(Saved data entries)
-------------------------
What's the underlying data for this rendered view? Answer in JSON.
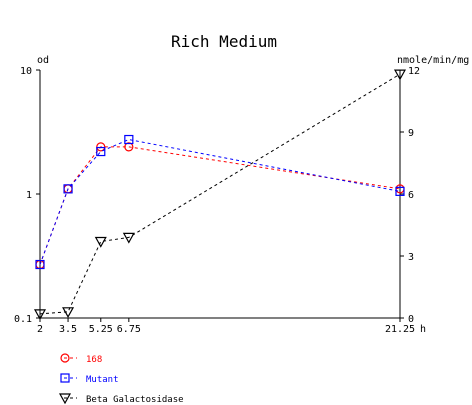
{
  "chart_data": {
    "type": "line",
    "title": "Rich Medium",
    "x_unit": "h",
    "x_ticks": [
      "2",
      "3.5",
      "5.25",
      "6.75",
      "21.25"
    ],
    "x_range": [
      2,
      21.25
    ],
    "y_left": {
      "label": "od",
      "scale": "log",
      "range": [
        0.1,
        10
      ],
      "ticks": [
        "0.1",
        "1",
        "10"
      ]
    },
    "y_right": {
      "label": "nmole/min/mg",
      "scale": "linear",
      "range": [
        0,
        12
      ],
      "ticks": [
        "0",
        "3",
        "6",
        "9",
        "12"
      ]
    },
    "grid": false,
    "legend_position": "bottom-left",
    "series": [
      {
        "name": "168",
        "axis": "left",
        "color": "#ff0000",
        "marker": "circle",
        "x": [
          2,
          3.5,
          5.25,
          6.75,
          21.25
        ],
        "y": [
          0.27,
          1.1,
          2.4,
          2.4,
          1.1
        ]
      },
      {
        "name": "Mutant",
        "axis": "left",
        "color": "#0000ff",
        "marker": "square",
        "x": [
          2,
          3.5,
          5.25,
          6.75,
          21.25
        ],
        "y": [
          0.27,
          1.1,
          2.2,
          2.75,
          1.05
        ]
      },
      {
        "name": "Beta Galactosidase",
        "axis": "right",
        "color": "#000000",
        "marker": "triangle-down",
        "x": [
          2,
          3.5,
          5.25,
          6.75,
          21.25
        ],
        "y": [
          0.2,
          0.3,
          3.7,
          3.9,
          11.8
        ]
      }
    ]
  }
}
-------------------------
> WRITTEN PROBLEM:
Reproduce every line of the listing above in which the string "name" appears.

> EXPECTED ANSWER:
        "name": "168",
        "name": "Mutant",
        "name": "Beta Galactosidase",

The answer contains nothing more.